◆ **WORK INSTRUCTIONS**: Please output only the lines that run from the line containing "Decode this image" through the end of the material below, exactly.

◆ **RECORDS SHOWN**:
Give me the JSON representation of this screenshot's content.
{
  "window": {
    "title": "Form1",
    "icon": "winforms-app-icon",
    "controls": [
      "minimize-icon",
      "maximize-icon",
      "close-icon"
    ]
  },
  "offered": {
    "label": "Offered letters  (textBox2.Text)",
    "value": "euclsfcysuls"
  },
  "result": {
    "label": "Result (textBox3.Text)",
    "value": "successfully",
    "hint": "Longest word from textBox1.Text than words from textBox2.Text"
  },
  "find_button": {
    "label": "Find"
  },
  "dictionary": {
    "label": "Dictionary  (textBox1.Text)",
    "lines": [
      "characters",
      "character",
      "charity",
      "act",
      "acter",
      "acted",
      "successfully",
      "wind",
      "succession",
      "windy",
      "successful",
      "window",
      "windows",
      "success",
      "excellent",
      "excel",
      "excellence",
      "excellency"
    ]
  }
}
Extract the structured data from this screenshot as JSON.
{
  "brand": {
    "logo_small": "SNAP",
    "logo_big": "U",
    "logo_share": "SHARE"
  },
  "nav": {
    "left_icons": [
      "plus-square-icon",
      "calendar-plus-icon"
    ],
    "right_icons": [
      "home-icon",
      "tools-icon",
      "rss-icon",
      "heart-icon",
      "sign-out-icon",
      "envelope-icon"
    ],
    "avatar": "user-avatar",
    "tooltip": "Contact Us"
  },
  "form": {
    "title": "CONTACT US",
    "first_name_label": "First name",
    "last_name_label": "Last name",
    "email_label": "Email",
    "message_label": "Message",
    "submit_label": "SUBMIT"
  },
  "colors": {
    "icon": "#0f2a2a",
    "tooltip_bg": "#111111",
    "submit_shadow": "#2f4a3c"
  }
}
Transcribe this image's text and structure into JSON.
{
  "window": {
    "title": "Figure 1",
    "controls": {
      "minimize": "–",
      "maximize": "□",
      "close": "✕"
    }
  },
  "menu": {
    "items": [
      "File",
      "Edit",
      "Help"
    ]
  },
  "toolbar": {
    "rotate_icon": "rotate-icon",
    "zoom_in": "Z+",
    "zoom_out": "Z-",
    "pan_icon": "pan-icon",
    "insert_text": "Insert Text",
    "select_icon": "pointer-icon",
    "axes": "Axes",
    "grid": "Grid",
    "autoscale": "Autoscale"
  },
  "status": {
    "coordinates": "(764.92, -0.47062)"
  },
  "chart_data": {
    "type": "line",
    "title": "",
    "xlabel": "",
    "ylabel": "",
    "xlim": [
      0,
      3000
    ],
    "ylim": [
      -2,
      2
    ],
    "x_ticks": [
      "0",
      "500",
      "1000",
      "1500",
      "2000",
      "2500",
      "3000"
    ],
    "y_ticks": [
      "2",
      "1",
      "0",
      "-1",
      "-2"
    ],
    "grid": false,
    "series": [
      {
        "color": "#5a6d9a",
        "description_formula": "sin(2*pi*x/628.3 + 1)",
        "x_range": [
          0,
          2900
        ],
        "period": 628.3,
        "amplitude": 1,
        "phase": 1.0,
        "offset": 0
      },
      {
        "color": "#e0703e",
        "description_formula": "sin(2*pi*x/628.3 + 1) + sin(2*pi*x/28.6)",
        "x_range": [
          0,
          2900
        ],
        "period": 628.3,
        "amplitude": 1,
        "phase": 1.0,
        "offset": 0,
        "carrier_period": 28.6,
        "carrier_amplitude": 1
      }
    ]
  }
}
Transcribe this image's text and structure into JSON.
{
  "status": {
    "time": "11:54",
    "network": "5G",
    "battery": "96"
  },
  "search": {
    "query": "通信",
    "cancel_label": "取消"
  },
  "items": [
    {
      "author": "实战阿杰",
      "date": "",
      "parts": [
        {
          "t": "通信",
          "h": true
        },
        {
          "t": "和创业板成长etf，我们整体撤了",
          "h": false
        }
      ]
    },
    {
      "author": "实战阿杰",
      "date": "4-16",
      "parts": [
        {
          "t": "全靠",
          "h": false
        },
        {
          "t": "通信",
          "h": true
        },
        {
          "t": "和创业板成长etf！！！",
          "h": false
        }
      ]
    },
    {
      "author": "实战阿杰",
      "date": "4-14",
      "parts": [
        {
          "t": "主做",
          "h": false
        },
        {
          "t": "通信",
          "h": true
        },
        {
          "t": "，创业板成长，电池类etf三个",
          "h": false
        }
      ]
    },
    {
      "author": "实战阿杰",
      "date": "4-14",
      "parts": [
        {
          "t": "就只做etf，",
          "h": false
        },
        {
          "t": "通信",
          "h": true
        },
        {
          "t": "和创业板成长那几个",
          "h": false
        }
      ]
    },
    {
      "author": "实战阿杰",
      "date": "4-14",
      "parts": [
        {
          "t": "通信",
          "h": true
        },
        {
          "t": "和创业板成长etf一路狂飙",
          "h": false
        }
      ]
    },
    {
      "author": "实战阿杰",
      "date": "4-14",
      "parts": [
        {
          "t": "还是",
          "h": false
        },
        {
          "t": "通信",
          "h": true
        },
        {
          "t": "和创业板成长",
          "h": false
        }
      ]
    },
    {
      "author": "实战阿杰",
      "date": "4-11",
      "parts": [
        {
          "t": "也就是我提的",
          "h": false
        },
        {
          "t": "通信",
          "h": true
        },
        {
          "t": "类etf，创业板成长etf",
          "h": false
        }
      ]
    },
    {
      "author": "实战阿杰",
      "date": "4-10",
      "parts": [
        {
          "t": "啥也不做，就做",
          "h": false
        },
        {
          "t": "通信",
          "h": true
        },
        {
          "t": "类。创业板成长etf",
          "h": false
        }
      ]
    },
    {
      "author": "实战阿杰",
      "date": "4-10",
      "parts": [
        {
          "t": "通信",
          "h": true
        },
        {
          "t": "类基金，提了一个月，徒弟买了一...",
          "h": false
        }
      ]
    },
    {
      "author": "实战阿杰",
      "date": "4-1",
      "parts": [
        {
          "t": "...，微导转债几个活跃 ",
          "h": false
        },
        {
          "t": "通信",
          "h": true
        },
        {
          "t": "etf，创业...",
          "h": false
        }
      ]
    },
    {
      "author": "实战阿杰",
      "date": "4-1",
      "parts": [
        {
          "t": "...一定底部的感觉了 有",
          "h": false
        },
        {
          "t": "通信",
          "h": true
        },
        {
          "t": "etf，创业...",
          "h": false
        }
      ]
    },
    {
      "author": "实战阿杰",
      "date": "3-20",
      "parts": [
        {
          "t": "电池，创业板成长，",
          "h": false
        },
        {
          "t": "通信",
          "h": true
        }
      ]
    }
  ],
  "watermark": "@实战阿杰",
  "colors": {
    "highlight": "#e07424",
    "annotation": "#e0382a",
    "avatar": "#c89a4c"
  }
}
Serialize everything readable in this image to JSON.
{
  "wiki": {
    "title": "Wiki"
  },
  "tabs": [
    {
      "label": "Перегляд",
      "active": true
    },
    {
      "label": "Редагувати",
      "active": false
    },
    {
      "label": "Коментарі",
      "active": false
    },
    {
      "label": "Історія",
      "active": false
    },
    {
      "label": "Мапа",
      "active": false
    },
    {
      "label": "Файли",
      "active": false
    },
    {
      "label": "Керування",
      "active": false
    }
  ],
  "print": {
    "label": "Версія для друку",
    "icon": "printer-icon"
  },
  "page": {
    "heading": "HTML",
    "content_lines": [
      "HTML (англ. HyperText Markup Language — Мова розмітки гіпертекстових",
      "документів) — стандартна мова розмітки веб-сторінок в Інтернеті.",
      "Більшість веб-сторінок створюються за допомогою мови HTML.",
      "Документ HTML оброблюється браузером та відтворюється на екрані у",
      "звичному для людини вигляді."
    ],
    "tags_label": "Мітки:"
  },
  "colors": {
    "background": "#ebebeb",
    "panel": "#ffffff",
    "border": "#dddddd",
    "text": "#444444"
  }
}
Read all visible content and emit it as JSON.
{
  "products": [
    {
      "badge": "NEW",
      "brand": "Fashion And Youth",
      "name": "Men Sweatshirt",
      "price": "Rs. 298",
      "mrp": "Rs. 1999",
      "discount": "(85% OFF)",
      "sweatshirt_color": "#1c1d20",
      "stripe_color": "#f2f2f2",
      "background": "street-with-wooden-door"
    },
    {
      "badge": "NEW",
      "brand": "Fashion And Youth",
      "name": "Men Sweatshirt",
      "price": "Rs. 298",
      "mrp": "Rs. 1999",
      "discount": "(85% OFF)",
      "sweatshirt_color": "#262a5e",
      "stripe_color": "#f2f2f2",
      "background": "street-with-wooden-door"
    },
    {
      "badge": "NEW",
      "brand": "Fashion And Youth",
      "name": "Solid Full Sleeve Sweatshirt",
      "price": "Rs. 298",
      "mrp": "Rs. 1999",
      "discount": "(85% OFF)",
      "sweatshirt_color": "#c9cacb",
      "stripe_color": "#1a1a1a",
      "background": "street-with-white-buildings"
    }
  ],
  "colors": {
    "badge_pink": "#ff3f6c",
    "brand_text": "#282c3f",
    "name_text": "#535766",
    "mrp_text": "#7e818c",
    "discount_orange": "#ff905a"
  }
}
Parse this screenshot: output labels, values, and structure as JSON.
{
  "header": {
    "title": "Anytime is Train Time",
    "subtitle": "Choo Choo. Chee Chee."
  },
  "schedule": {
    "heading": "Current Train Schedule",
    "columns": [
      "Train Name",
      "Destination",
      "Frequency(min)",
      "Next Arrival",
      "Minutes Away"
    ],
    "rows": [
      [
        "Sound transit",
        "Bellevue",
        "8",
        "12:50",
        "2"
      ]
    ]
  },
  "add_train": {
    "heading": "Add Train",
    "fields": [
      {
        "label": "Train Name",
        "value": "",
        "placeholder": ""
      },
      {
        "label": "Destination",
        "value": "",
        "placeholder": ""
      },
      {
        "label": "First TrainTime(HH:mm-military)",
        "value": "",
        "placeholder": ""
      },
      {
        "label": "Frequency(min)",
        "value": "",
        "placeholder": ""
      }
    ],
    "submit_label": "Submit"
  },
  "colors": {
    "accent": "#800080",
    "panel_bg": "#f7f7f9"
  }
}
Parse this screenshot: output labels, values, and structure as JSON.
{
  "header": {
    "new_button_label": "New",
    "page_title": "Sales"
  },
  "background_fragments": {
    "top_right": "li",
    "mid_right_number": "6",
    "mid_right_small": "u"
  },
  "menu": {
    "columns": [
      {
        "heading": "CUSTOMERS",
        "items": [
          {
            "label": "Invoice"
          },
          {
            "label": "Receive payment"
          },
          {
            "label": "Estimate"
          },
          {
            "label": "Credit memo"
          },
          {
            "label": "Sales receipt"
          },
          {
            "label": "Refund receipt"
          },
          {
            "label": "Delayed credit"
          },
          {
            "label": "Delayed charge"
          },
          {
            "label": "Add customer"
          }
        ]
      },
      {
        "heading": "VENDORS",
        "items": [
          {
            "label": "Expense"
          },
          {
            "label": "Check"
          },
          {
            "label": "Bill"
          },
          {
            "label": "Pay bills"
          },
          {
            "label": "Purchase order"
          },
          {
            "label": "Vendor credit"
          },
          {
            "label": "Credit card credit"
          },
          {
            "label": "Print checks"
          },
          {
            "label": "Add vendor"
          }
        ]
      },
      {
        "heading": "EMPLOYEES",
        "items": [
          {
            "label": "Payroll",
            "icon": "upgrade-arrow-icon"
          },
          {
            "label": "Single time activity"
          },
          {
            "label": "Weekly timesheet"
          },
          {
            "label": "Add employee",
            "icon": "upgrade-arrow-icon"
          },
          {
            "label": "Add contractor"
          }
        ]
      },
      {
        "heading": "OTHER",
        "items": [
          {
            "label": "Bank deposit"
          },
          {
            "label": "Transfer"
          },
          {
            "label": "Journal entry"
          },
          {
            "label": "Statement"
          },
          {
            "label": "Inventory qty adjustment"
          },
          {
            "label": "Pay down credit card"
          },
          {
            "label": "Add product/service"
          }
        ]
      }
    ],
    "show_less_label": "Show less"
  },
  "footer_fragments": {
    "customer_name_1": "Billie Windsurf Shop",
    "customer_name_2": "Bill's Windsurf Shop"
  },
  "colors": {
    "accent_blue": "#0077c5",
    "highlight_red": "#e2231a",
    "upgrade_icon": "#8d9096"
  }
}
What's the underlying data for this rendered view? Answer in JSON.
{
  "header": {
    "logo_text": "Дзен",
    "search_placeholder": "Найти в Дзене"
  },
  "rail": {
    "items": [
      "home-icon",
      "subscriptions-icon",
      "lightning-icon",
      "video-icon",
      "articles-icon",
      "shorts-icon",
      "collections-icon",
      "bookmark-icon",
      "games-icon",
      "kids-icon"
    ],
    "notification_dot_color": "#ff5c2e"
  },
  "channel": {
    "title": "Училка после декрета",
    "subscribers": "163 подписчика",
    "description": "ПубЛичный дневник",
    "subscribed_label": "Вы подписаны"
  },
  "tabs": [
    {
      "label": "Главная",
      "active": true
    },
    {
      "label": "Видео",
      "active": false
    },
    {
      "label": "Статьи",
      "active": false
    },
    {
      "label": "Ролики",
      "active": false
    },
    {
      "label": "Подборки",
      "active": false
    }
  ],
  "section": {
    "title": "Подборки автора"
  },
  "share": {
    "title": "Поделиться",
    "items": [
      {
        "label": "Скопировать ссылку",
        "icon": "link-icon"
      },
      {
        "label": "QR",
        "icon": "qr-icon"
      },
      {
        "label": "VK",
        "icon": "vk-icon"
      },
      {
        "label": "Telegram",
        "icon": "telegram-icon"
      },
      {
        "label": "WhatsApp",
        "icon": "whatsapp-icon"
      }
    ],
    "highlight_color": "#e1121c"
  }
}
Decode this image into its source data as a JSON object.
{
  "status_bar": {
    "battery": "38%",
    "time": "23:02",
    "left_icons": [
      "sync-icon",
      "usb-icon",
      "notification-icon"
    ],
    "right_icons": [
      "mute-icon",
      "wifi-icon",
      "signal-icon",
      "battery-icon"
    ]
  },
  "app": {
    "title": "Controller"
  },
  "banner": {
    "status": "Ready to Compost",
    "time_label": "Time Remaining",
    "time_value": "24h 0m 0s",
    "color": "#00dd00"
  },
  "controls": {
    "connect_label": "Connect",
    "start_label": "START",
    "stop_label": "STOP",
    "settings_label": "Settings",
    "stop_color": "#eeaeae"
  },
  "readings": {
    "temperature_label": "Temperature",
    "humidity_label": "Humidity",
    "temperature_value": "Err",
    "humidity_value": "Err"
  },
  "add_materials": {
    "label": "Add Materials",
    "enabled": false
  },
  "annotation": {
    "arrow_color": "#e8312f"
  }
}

◆ **REPLY TO THE EXERCISE**:
Decode this image into its source data as a JSON object.
{
  "status_bar": {
    "battery": "38%",
    "time": "23:02",
    "left_icons": [
      "sync-icon",
      "usb-icon",
      "notification-icon"
    ],
    "right_icons": [
      "mute-icon",
      "wifi-icon",
      "signal-icon",
      "battery-icon"
    ]
  },
  "app": {
    "title": "Controller"
  },
  "banner": {
    "status": "Ready to Compost",
    "time_label": "Time Remaining",
    "time_value": "24h 0m 0s",
    "color": "#00dd00"
  },
  "controls": {
    "connect_label": "Connect",
    "start_label": "START",
    "stop_label": "STOP",
    "settings_label": "Settings",
    "stop_color": "#eeaeae"
  },
  "readings": {
    "temperature_label": "Temperature",
    "humidity_label": "Humidity",
    "temperature_value": "Err",
    "humidity_value": "Err"
  },
  "add_materials": {
    "label": "Add Materials",
    "enabled": false
  },
  "annotation": {
    "arrow_color": "#e8312f"
  }
}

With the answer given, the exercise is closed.